> **Exercise**: In the records below, find each line containing the word "cubo" and copy it.

> **Provided entries**:
● ● ●

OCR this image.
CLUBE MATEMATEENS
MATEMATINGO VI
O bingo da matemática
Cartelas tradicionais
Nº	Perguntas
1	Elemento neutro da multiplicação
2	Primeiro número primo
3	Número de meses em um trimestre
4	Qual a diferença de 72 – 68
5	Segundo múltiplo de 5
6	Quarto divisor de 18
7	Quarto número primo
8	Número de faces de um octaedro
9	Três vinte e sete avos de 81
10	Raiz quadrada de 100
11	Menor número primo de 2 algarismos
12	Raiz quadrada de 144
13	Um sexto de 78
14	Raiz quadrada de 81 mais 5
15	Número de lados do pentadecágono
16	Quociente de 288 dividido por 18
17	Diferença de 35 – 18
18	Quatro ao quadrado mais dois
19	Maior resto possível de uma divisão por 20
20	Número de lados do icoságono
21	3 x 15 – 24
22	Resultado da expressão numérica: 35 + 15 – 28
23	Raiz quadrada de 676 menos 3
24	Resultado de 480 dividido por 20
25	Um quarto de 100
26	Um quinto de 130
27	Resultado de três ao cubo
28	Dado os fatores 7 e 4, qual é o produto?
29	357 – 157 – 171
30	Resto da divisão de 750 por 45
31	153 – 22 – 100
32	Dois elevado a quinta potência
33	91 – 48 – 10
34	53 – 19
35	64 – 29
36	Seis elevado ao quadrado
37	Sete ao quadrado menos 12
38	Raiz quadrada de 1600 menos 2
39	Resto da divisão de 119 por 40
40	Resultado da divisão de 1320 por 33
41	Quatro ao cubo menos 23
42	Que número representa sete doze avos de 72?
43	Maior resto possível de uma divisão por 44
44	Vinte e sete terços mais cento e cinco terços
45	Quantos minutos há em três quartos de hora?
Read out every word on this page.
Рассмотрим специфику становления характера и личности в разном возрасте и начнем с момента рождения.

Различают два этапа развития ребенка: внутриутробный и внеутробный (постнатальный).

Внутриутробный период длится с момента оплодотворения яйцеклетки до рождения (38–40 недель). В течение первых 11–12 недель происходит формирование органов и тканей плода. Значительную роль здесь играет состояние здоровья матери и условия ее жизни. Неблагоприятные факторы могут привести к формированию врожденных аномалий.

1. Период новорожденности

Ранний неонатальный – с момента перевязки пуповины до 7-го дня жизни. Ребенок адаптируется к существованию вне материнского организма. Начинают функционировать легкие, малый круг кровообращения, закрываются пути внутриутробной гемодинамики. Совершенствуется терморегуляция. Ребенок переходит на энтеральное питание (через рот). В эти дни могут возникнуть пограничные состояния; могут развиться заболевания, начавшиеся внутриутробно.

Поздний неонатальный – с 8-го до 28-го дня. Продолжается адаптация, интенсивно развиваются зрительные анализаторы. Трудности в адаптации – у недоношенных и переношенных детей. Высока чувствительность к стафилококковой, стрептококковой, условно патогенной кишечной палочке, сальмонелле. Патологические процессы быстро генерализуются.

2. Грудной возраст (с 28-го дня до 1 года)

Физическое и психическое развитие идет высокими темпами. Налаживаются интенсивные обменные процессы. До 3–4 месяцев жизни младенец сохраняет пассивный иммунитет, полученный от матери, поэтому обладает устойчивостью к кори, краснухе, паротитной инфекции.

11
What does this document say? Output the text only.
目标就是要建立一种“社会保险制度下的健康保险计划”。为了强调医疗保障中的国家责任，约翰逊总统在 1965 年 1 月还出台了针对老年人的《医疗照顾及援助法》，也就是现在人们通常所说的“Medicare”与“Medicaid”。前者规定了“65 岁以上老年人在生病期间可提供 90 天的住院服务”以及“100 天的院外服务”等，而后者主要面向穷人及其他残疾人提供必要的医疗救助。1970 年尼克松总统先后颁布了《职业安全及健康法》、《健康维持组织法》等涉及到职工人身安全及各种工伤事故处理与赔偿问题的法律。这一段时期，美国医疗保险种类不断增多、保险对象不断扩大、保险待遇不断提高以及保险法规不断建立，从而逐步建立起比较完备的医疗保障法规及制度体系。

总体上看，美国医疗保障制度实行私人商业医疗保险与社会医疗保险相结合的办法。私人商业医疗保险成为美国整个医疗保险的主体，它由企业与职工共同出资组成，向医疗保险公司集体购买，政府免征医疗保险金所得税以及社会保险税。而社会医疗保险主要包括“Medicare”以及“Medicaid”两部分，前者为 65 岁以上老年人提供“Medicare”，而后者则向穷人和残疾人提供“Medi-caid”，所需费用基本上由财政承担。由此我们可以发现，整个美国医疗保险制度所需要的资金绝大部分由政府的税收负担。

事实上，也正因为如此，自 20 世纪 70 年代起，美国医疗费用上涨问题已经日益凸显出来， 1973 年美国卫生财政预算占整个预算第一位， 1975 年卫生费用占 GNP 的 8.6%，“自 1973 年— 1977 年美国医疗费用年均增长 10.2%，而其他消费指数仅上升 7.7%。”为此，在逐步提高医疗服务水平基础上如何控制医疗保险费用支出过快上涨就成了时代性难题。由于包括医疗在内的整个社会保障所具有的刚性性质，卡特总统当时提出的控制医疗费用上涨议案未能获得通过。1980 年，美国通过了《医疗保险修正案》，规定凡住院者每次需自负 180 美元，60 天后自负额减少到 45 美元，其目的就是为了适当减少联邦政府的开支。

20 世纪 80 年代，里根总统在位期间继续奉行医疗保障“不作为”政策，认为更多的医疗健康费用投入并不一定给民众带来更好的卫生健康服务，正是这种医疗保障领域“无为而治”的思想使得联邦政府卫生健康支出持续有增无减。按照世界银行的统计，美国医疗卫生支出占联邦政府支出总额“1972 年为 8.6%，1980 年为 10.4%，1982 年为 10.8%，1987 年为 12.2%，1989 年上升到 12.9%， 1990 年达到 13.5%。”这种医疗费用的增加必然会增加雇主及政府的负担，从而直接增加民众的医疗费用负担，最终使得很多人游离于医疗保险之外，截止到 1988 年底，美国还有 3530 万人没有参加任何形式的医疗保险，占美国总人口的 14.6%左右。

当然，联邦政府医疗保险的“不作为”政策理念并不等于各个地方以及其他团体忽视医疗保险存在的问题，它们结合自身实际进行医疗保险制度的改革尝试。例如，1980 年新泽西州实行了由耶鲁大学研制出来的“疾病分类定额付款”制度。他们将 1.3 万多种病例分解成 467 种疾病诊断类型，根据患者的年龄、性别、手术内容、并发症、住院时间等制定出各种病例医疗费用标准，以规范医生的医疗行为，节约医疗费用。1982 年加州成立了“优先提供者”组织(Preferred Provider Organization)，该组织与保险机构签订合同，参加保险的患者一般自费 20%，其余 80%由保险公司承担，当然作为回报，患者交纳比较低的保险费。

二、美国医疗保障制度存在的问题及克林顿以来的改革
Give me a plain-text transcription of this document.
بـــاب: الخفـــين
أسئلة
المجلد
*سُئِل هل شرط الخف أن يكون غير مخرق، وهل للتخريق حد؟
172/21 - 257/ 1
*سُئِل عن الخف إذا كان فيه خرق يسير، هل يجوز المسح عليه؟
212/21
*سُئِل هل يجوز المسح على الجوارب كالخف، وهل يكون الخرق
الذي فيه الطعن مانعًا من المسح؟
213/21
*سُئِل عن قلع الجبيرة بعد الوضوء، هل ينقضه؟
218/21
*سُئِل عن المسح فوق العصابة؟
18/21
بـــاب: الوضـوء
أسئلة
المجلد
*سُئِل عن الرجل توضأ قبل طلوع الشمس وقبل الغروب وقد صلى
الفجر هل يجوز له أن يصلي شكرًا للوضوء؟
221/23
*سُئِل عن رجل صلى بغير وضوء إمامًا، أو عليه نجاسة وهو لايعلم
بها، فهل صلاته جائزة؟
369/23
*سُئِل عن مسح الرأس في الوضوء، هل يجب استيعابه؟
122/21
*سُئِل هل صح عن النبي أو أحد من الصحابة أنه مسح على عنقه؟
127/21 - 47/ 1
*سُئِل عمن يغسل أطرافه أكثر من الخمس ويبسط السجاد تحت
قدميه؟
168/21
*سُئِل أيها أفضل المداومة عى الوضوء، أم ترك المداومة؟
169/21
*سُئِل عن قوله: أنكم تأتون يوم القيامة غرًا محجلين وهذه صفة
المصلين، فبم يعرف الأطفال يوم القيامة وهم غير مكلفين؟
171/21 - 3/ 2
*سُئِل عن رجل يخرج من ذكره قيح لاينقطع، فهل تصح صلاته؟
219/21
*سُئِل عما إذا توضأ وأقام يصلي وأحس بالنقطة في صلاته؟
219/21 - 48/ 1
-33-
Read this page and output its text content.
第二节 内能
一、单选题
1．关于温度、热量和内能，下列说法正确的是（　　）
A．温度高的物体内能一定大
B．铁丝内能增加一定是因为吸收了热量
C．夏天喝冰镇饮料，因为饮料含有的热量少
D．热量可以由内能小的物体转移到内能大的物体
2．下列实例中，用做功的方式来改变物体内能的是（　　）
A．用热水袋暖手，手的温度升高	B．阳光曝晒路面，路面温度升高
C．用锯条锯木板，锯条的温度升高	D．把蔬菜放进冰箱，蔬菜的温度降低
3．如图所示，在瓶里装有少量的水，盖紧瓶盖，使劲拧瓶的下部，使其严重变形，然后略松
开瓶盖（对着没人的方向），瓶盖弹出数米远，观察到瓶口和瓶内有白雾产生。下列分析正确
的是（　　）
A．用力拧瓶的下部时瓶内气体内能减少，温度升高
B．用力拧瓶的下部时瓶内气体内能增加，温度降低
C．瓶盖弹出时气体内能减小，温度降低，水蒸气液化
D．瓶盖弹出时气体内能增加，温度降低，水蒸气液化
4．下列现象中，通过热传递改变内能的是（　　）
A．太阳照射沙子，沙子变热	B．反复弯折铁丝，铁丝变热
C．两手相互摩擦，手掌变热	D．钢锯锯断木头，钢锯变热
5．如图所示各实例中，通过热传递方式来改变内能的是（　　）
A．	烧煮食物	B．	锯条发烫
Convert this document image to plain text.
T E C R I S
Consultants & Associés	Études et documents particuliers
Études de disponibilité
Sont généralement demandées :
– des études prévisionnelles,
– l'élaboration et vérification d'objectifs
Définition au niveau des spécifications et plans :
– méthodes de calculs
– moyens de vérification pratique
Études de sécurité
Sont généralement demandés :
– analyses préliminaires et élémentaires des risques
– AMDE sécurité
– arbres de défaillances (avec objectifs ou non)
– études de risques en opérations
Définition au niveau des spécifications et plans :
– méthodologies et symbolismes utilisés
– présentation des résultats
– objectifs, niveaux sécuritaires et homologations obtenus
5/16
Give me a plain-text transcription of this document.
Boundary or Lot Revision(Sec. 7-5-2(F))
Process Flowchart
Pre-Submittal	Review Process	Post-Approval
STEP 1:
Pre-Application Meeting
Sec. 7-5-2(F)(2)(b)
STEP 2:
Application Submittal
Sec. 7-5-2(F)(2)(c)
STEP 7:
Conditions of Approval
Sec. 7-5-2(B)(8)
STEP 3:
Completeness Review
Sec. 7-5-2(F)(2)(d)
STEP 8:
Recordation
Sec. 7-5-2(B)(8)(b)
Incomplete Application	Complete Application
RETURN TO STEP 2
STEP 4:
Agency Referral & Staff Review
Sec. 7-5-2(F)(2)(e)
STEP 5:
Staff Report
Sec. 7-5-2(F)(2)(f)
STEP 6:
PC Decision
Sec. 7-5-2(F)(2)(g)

● ● ●

> **Solution for this problem**:
27	Resultado de três ao cubo
41	Quatro ao cubo menos 23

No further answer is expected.